Data excerpts:
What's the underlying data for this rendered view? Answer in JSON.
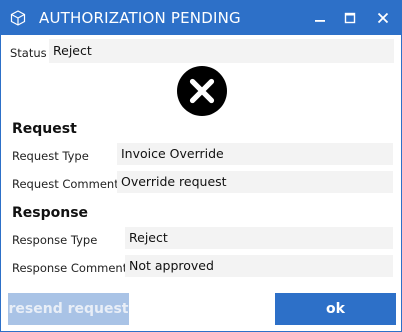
{
  "window": {
    "title": "AUTHORIZATION PENDING",
    "app_icon": "cube-icon",
    "accent_color": "#2d70c8"
  },
  "status": {
    "label": "Status",
    "value": "Reject",
    "icon": "reject-x-icon"
  },
  "request": {
    "heading": "Request",
    "type_label": "Request Type",
    "type_value": "Invoice Override",
    "comment_label": "Request Comment",
    "comment_value": "Override request"
  },
  "response": {
    "heading": "Response",
    "type_label": "Response Type",
    "type_value": "Reject",
    "comment_label": "Response Comment",
    "comment_value": "Not approved"
  },
  "buttons": {
    "resend_label": "resend request",
    "resend_enabled": false,
    "ok_label": "ok"
  }
}
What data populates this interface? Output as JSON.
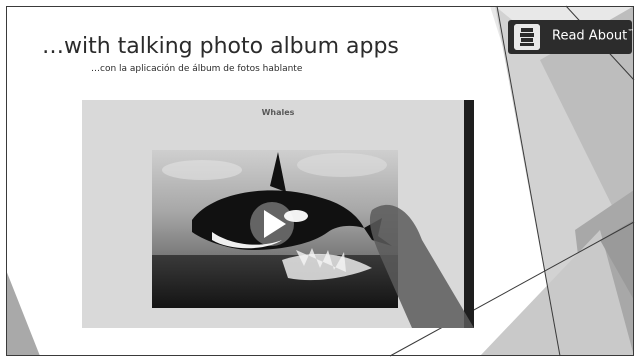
{
  "slide": {
    "title": "…with talking photo album apps",
    "subtitle": "…con la aplicación de álbum de fotos hablante"
  },
  "logo": {
    "text": "Read About",
    "mark": "™"
  },
  "video": {
    "caption": "Whales",
    "play_icon": "play-icon",
    "subject": "orca whale jumping from the sea"
  },
  "colors": {
    "slide_bg": "#ffffff",
    "accent_gray": "#9a9a9a",
    "logo_bg": "#2c2c2c",
    "frame_dark": "#3a3a3a"
  }
}
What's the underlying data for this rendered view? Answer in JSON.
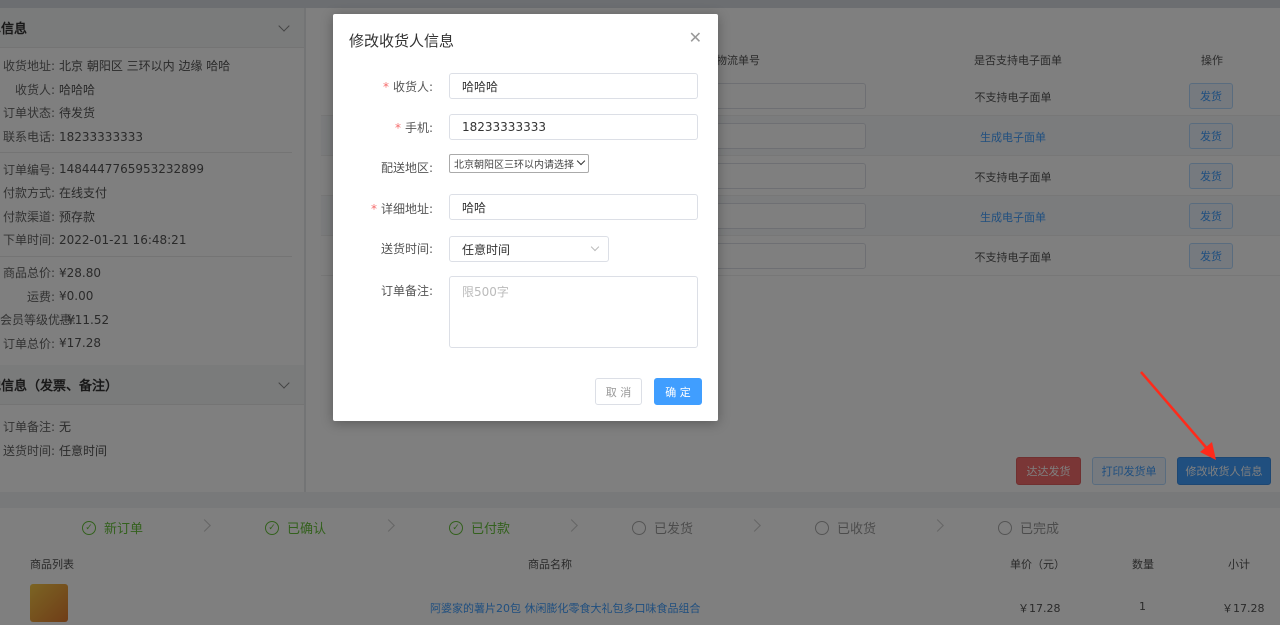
{
  "left_panel": {
    "order_section_title": "单信息",
    "address_row": {
      "key": "收货地址:",
      "value": "北京 朝阳区 三环以内 边缘 哈哈"
    },
    "receiver_row": {
      "key": "收货人:",
      "value": "哈哈哈"
    },
    "status_row": {
      "key": "订单状态:",
      "value": "待发货"
    },
    "phone_row": {
      "key": "联系电话:",
      "value": "18233333333"
    },
    "order_no_row": {
      "key": "订单编号:",
      "value": "1484447765953232899"
    },
    "pay_method_row": {
      "key": "付款方式:",
      "value": "在线支付"
    },
    "pay_channel_row": {
      "key": "付款渠道:",
      "value": "预存款"
    },
    "order_time_row": {
      "key": "下单时间:",
      "value": "2022-01-21 16:48:21"
    },
    "goods_total_row": {
      "key": "商品总价:",
      "value": "¥28.80"
    },
    "freight_row": {
      "key": "运费:",
      "value": "¥0.00"
    },
    "member_discount_row": {
      "key": "会员等级优惠:",
      "value": "- ¥11.52"
    },
    "order_total_row": {
      "key": "订单总价:",
      "value": "¥17.28"
    },
    "other_section_title": "他信息（发票、备注）",
    "remark_row": {
      "key": "订单备注:",
      "value": "无"
    },
    "delivery_time_row": {
      "key": "送货时间:",
      "value": "任意时间"
    }
  },
  "logistics_table": {
    "headers": {
      "tracking_no": "物流单号",
      "e_waybill": "是否支持电子面单",
      "action": "操作"
    },
    "rows": [
      {
        "e_waybill": "不支持电子面单",
        "action": "发货"
      },
      {
        "e_waybill": "生成电子面单",
        "action": "发货"
      },
      {
        "e_waybill": "不支持电子面单",
        "action": "发货"
      },
      {
        "e_waybill": "生成电子面单",
        "action": "发货"
      },
      {
        "e_waybill": "不支持电子面单",
        "action": "发货"
      }
    ]
  },
  "actions": {
    "dada": "达达发货",
    "print": "打印发货单",
    "edit_receiver": "修改收货人信息"
  },
  "steps": [
    {
      "label": "新订单",
      "done": true
    },
    {
      "label": "已确认",
      "done": true
    },
    {
      "label": "已付款",
      "done": true
    },
    {
      "label": "已发货",
      "done": false
    },
    {
      "label": "已收货",
      "done": false
    },
    {
      "label": "已完成",
      "done": false
    }
  ],
  "products": {
    "headers": {
      "list": "商品列表",
      "name": "商品名称",
      "price": "单价（元）",
      "qty": "数量",
      "subtotal": "小计"
    },
    "row": {
      "name": "阿婆家的薯片20包 休闲膨化零食大礼包多口味食品组合",
      "price": "￥17.28",
      "qty": "1",
      "subtotal": "￥17.28"
    }
  },
  "dialog": {
    "title": "修改收货人信息",
    "receiver_label": "收货人:",
    "receiver_value": "哈哈哈",
    "phone_label": "手机:",
    "phone_value": "18233333333",
    "region_label": "配送地区:",
    "region_value": "北京朝阳区三环以内请选择",
    "address_label": "详细地址:",
    "address_value": "哈哈",
    "time_label": "送货时间:",
    "time_value": "任意时间",
    "remark_label": "订单备注:",
    "remark_placeholder": "限500字",
    "cancel": "取 消",
    "ok": "确 定",
    "required_mark": "*"
  },
  "colors": {
    "primary": "#409eff",
    "danger": "#f56c6c",
    "success": "#67c23a",
    "arrow": "#ff2a1a"
  }
}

EXERCISE BRIEF: Will you set down the records word for word while leaving out every picture?

EXERCISE RESPONSE:
What's the underlying data for this rendered view? Answer in JSON.
{
  "window": {
    "title": "AUTHORIZATION PENDING",
    "app_icon": "cube-icon",
    "accent_color": "#2d70c8"
  },
  "status": {
    "label": "Status",
    "value": "Reject",
    "icon": "reject-x-icon"
  },
  "request": {
    "heading": "Request",
    "type_label": "Request Type",
    "type_value": "Invoice Override",
    "comment_label": "Request Comment",
    "comment_value": "Override request"
  },
  "response": {
    "heading": "Response",
    "type_label": "Response Type",
    "type_value": "Reject",
    "comment_label": "Response Comment",
    "comment_value": "Not approved"
  },
  "buttons": {
    "resend_label": "resend request",
    "resend_enabled": false,
    "ok_label": "ok"
  }
}
What data populates this interface? Output as JSON.
{
  "slide": {
    "title": "…with talking photo album apps",
    "subtitle": "…con la aplicación de álbum de fotos hablante"
  },
  "logo": {
    "text": "Read About",
    "mark": "™"
  },
  "video": {
    "caption": "Whales",
    "play_icon": "play-icon",
    "subject": "orca whale jumping from the sea"
  },
  "colors": {
    "slide_bg": "#ffffff",
    "accent_gray": "#9a9a9a",
    "logo_bg": "#2c2c2c",
    "frame_dark": "#3a3a3a"
  }
}
What's the underlying data for this rendered view? Answer in JSON.
{
  "left_panel": {
    "order_section_title": "单信息",
    "address_row": {
      "key": "收货地址:",
      "value": "北京 朝阳区 三环以内 边缘 哈哈"
    },
    "receiver_row": {
      "key": "收货人:",
      "value": "哈哈哈"
    },
    "status_row": {
      "key": "订单状态:",
      "value": "待发货"
    },
    "phone_row": {
      "key": "联系电话:",
      "value": "18233333333"
    },
    "order_no_row": {
      "key": "订单编号:",
      "value": "1484447765953232899"
    },
    "pay_method_row": {
      "key": "付款方式:",
      "value": "在线支付"
    },
    "pay_channel_row": {
      "key": "付款渠道:",
      "value": "预存款"
    },
    "order_time_row": {
      "key": "下单时间:",
      "value": "2022-01-21 16:48:21"
    },
    "goods_total_row": {
      "key": "商品总价:",
      "value": "¥28.80"
    },
    "freight_row": {
      "key": "运费:",
      "value": "¥0.00"
    },
    "member_discount_row": {
      "key": "会员等级优惠:",
      "value": "- ¥11.52"
    },
    "order_total_row": {
      "key": "订单总价:",
      "value": "¥17.28"
    },
    "other_section_title": "他信息（发票、备注）",
    "remark_row": {
      "key": "订单备注:",
      "value": "无"
    },
    "delivery_time_row": {
      "key": "送货时间:",
      "value": "任意时间"
    }
  },
  "logistics_table": {
    "headers": {
      "tracking_no": "物流单号",
      "e_waybill": "是否支持电子面单",
      "action": "操作"
    },
    "rows": [
      {
        "e_waybill": "不支持电子面单",
        "action": "发货"
      },
      {
        "e_waybill": "生成电子面单",
        "action": "发货"
      },
      {
        "e_waybill": "不支持电子面单",
        "action": "发货"
      },
      {
        "e_waybill": "生成电子面单",
        "action": "发货"
      },
      {
        "e_waybill": "不支持电子面单",
        "action": "发货"
      }
    ]
  },
  "actions": {
    "dada": "达达发货",
    "print": "打印发货单",
    "edit_receiver": "修改收货人信息"
  },
  "steps": [
    {
      "label": "新订单",
      "done": true
    },
    {
      "label": "已确认",
      "done": true
    },
    {
      "label": "已付款",
      "done": true
    },
    {
      "label": "已发货",
      "done": false
    },
    {
      "label": "已收货",
      "done": false
    },
    {
      "label": "已完成",
      "done": false
    }
  ],
  "products": {
    "headers": {
      "list": "商品列表",
      "name": "商品名称",
      "price": "单价（元）",
      "qty": "数量",
      "subtotal": "小计"
    },
    "row": {
      "name": "阿婆家的薯片20包 休闲膨化零食大礼包多口味食品组合",
      "price": "￥17.28",
      "qty": "1",
      "subtotal": "￥17.28"
    }
  },
  "dialog": {
    "title": "修改收货人信息",
    "receiver_label": "收货人:",
    "receiver_value": "哈哈哈",
    "phone_label": "手机:",
    "phone_value": "18233333333",
    "region_label": "配送地区:",
    "region_value": "北京朝阳区三环以内请选择",
    "address_label": "详细地址:",
    "address_value": "哈哈",
    "time_label": "送货时间:",
    "time_value": "任意时间",
    "remark_label": "订单备注:",
    "remark_placeholder": "限500字",
    "cancel": "取 消",
    "ok": "确 定",
    "required_mark": "*"
  },
  "colors": {
    "primary": "#409eff",
    "danger": "#f56c6c",
    "success": "#67c23a",
    "arrow": "#ff2a1a"
  }
}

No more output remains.